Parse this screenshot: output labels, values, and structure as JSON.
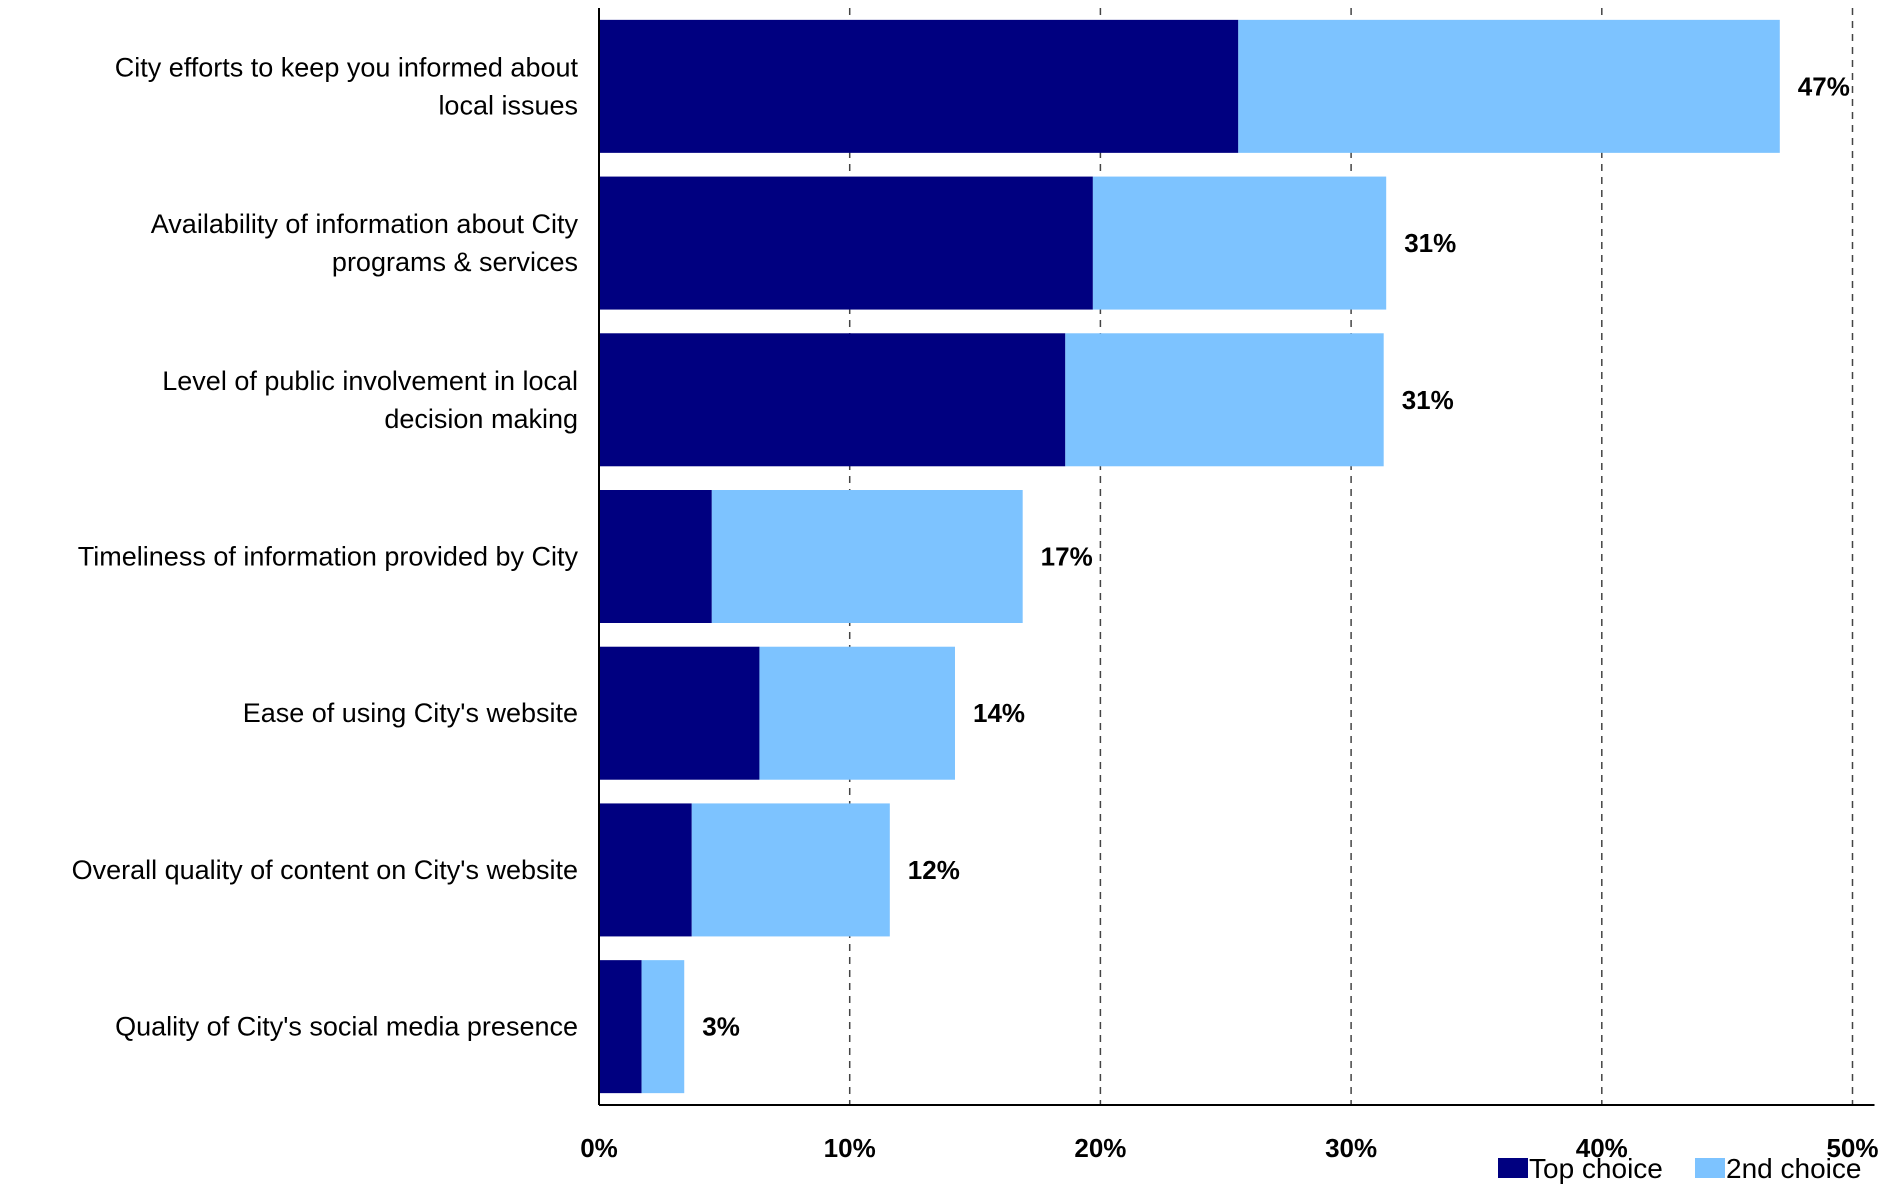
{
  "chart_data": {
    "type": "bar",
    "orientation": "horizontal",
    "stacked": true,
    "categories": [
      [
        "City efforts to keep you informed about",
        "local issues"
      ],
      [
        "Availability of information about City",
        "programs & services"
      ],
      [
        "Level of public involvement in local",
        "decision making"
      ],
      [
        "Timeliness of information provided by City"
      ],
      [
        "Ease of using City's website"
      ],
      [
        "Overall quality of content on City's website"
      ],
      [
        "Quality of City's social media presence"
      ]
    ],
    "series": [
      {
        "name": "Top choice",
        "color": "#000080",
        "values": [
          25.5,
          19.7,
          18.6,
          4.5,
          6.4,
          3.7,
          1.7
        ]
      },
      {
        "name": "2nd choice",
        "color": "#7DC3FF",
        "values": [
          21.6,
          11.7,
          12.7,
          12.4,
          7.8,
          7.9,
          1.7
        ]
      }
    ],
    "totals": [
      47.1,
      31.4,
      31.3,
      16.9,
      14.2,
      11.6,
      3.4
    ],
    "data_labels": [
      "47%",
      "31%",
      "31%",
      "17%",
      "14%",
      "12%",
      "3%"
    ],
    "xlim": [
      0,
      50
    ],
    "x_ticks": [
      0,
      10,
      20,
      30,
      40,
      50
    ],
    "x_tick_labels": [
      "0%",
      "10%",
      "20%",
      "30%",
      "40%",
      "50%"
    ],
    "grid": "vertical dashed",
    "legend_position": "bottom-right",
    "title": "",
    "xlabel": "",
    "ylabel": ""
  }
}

········

What needs to be done — Pictures are to be left out; all else in the entries above is to be quoted exactly.

Full answer —
Parse this screenshot: output labels, values, and structure as JSON.
{
  "chart_data": {
    "type": "bar",
    "orientation": "horizontal",
    "stacked": true,
    "categories": [
      [
        "City efforts to keep you informed about",
        "local issues"
      ],
      [
        "Availability of information about City",
        "programs & services"
      ],
      [
        "Level of public involvement in local",
        "decision making"
      ],
      [
        "Timeliness of information provided by City"
      ],
      [
        "Ease of using City's website"
      ],
      [
        "Overall quality of content on City's website"
      ],
      [
        "Quality of City's social media presence"
      ]
    ],
    "series": [
      {
        "name": "Top choice",
        "color": "#000080",
        "values": [
          25.5,
          19.7,
          18.6,
          4.5,
          6.4,
          3.7,
          1.7
        ]
      },
      {
        "name": "2nd choice",
        "color": "#7DC3FF",
        "values": [
          21.6,
          11.7,
          12.7,
          12.4,
          7.8,
          7.9,
          1.7
        ]
      }
    ],
    "totals": [
      47.1,
      31.4,
      31.3,
      16.9,
      14.2,
      11.6,
      3.4
    ],
    "data_labels": [
      "47%",
      "31%",
      "31%",
      "17%",
      "14%",
      "12%",
      "3%"
    ],
    "xlim": [
      0,
      50
    ],
    "x_ticks": [
      0,
      10,
      20,
      30,
      40,
      50
    ],
    "x_tick_labels": [
      "0%",
      "10%",
      "20%",
      "30%",
      "40%",
      "50%"
    ],
    "grid": "vertical dashed",
    "legend_position": "bottom-right",
    "title": "",
    "xlabel": "",
    "ylabel": ""
  }
}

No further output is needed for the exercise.